JOB: Copy each line below that contains "color".
>> START
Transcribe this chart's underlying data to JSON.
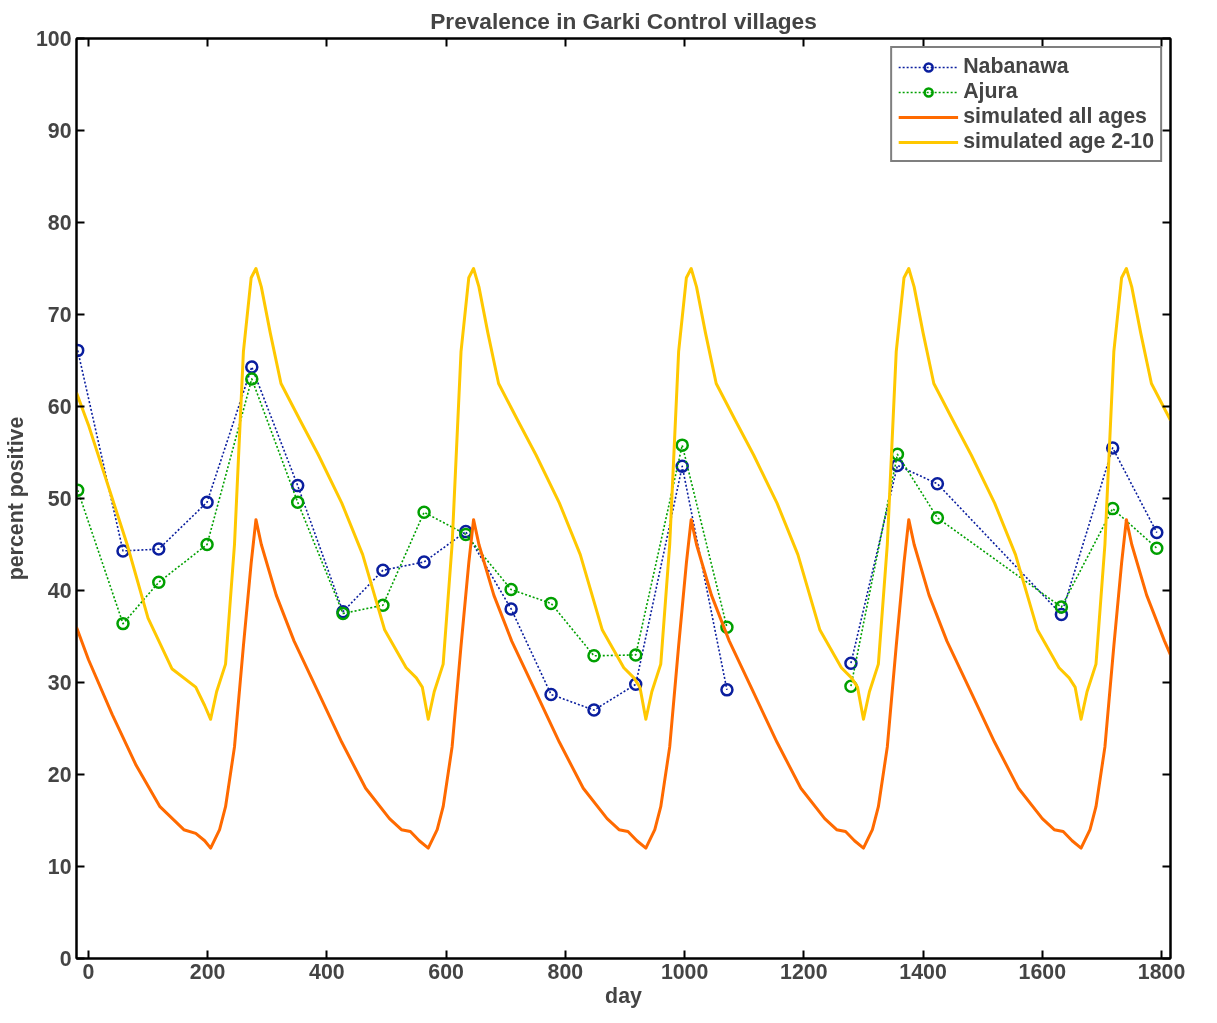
{
  "chart_data": {
    "type": "line",
    "title": "Prevalence in Garki Control villages",
    "xlabel": "day",
    "ylabel": "percent positive",
    "xlim": [
      -20,
      1815
    ],
    "ylim": [
      0,
      100
    ],
    "xticks": [
      0,
      200,
      400,
      600,
      800,
      1000,
      1200,
      1400,
      1600,
      1800
    ],
    "yticks": [
      0,
      10,
      20,
      30,
      40,
      50,
      60,
      70,
      80,
      90,
      100
    ],
    "grid": false,
    "legend": "top right",
    "series": [
      {
        "name": "Nabanawa",
        "color": "#0a1e9e",
        "marker": "circle",
        "line_style": "dotted",
        "x": [
          -18,
          58,
          118,
          199,
          274,
          351,
          427,
          494,
          563,
          633,
          709,
          776,
          848,
          918,
          996,
          1071,
          1175,
          1279,
          1357,
          1424,
          1632,
          1718,
          1792
        ],
        "values": [
          66.1,
          44.3,
          44.5,
          49.6,
          64.3,
          51.4,
          37.7,
          42.2,
          43.1,
          46.4,
          38.0,
          28.7,
          27.0,
          29.8,
          53.5,
          29.2,
          null,
          32.1,
          53.6,
          51.6,
          37.4,
          55.5,
          46.3
        ]
      },
      {
        "name": "Ajura",
        "color": "#00a000",
        "marker": "circle",
        "line_style": "dotted",
        "x": [
          -18,
          58,
          118,
          199,
          274,
          351,
          427,
          494,
          563,
          633,
          709,
          776,
          848,
          918,
          996,
          1071,
          1175,
          1279,
          1357,
          1424,
          1632,
          1718,
          1792
        ],
        "values": [
          50.9,
          36.4,
          40.9,
          45.0,
          63.0,
          49.6,
          37.5,
          38.4,
          48.5,
          46.1,
          40.1,
          38.6,
          32.9,
          33.0,
          55.8,
          36.0,
          null,
          29.6,
          54.8,
          47.9,
          38.2,
          48.9,
          44.6
        ]
      },
      {
        "name": "simulated all ages",
        "color": "#ff6a00",
        "marker": "none",
        "line_style": "solid",
        "x": [
          -20,
          0,
          40,
          80,
          120,
          160,
          180,
          195,
          205,
          220,
          230,
          245,
          260,
          273,
          281,
          290,
          315,
          345,
          385,
          425,
          465,
          505,
          525,
          540,
          555,
          570,
          585,
          595,
          610,
          625,
          638,
          646,
          655,
          680,
          710,
          750,
          790,
          830,
          870,
          890,
          905,
          920,
          935,
          950,
          960,
          975,
          990,
          1003,
          1011,
          1020,
          1045,
          1075,
          1115,
          1155,
          1195,
          1235,
          1255,
          1270,
          1285,
          1300,
          1315,
          1325,
          1340,
          1355,
          1368,
          1376,
          1385,
          1410,
          1440,
          1480,
          1520,
          1560,
          1600,
          1620,
          1635,
          1650,
          1665,
          1680,
          1690,
          1705,
          1720,
          1733,
          1741,
          1750,
          1775,
          1805,
          1815
        ],
        "values": [
          36,
          32.5,
          26.5,
          21,
          16.5,
          14,
          13.6,
          12.8,
          12,
          14,
          16.5,
          23,
          34,
          43,
          47.7,
          45,
          39.5,
          34.5,
          29,
          23.5,
          18.5,
          15.2,
          14,
          13.8,
          12.8,
          12,
          14,
          16.5,
          23,
          34,
          43,
          47.7,
          45,
          39.5,
          34.5,
          29,
          23.5,
          18.5,
          15.2,
          14,
          13.8,
          12.8,
          12,
          14,
          16.5,
          23,
          34,
          43,
          47.7,
          45,
          39.5,
          34.5,
          29,
          23.5,
          18.5,
          15.2,
          14,
          13.8,
          12.8,
          12,
          14,
          16.5,
          23,
          34,
          43,
          47.7,
          45,
          39.5,
          34.5,
          29,
          23.5,
          18.5,
          15.2,
          14,
          13.8,
          12.8,
          12,
          14,
          16.5,
          23,
          34,
          43,
          47.7,
          45,
          39.5,
          34.5,
          33
        ]
      },
      {
        "name": "simulated age 2-10",
        "color": "#ffc800",
        "marker": "none",
        "line_style": "solid",
        "x": [
          -20,
          0,
          40,
          65,
          100,
          140,
          180,
          195,
          205,
          215,
          230,
          245,
          260,
          273,
          281,
          290,
          305,
          323,
          355,
          386,
          425,
          460,
          497,
          533,
          550,
          560,
          570,
          580,
          595,
          610,
          625,
          638,
          646,
          655,
          670,
          688,
          720,
          751,
          790,
          825,
          862,
          898,
          915,
          925,
          935,
          945,
          960,
          975,
          990,
          1003,
          1011,
          1020,
          1035,
          1053,
          1085,
          1116,
          1155,
          1190,
          1227,
          1263,
          1280,
          1290,
          1300,
          1310,
          1325,
          1340,
          1355,
          1368,
          1376,
          1385,
          1400,
          1418,
          1450,
          1481,
          1520,
          1555,
          1592,
          1628,
          1645,
          1655,
          1665,
          1675,
          1690,
          1705,
          1720,
          1733,
          1741,
          1750,
          1765,
          1783,
          1815
        ],
        "values": [
          61.5,
          58,
          50,
          45,
          37,
          31.5,
          29.5,
          27.5,
          26,
          29,
          32,
          45,
          66,
          74,
          75,
          73,
          68,
          62.5,
          58.5,
          54.7,
          49.5,
          43.9,
          35.7,
          31.6,
          30.5,
          29.5,
          26,
          29,
          32,
          45,
          66,
          74,
          75,
          73,
          68,
          62.5,
          58.5,
          54.7,
          49.5,
          43.9,
          35.7,
          31.6,
          30.5,
          29.5,
          26,
          29,
          32,
          45,
          66,
          74,
          75,
          73,
          68,
          62.5,
          58.5,
          54.7,
          49.5,
          43.9,
          35.7,
          31.6,
          30.5,
          29.5,
          26,
          29,
          32,
          45,
          66,
          74,
          75,
          73,
          68,
          62.5,
          58.5,
          54.7,
          49.5,
          43.9,
          35.7,
          31.6,
          30.5,
          29.5,
          26,
          29,
          32,
          45,
          66,
          74,
          75,
          73,
          68,
          62.5,
          58.5
        ]
      }
    ]
  }
}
>> END
SOLUTION BELOW:
        "color": "#0a1e9e",
        "color": "#00a000",
        "color": "#ff6a00",
        "color": "#ffc800",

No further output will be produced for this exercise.